-- BEGIN SOURCE RECORDS --
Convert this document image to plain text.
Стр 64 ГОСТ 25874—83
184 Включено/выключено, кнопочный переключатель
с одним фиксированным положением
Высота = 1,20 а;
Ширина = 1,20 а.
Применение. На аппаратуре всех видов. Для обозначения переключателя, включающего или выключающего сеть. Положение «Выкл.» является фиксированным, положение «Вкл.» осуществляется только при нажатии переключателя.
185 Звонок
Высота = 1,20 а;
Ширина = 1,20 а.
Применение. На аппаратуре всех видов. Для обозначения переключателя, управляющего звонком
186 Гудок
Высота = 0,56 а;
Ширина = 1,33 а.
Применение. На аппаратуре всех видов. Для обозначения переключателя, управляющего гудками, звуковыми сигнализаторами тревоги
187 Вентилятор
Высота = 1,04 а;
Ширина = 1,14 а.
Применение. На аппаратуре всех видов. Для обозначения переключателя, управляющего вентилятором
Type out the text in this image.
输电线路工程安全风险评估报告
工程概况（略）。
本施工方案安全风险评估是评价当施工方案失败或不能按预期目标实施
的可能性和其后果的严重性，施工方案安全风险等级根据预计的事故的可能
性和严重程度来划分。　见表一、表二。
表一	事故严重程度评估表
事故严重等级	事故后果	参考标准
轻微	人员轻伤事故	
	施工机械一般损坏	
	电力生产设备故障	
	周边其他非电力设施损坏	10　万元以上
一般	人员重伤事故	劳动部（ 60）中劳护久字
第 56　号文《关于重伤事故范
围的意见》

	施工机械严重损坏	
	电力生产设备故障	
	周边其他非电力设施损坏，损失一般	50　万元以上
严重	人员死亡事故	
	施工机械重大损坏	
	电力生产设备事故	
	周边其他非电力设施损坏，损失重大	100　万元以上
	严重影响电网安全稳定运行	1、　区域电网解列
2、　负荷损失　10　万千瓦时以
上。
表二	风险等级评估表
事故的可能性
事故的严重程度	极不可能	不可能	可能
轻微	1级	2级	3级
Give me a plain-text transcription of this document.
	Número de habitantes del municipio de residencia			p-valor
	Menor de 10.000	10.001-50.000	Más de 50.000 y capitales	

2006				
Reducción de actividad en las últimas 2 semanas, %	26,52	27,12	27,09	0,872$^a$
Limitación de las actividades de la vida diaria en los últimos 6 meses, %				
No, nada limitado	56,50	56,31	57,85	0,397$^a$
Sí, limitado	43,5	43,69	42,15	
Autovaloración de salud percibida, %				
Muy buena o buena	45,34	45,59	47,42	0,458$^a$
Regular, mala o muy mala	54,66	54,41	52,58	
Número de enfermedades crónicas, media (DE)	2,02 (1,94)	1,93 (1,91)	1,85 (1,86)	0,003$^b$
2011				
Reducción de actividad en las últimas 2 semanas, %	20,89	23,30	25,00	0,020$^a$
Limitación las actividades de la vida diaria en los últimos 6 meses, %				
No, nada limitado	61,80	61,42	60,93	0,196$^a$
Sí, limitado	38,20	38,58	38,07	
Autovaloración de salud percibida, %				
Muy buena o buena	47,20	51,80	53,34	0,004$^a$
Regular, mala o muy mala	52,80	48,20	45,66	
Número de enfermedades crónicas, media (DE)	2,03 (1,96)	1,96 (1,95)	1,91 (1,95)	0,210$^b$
-- END SOURCE RECORDS --
BRIEF
Among the lines of the records above, count those holding the string "document", and report only the number.

RESPONSE TO THIS EXERCISE
2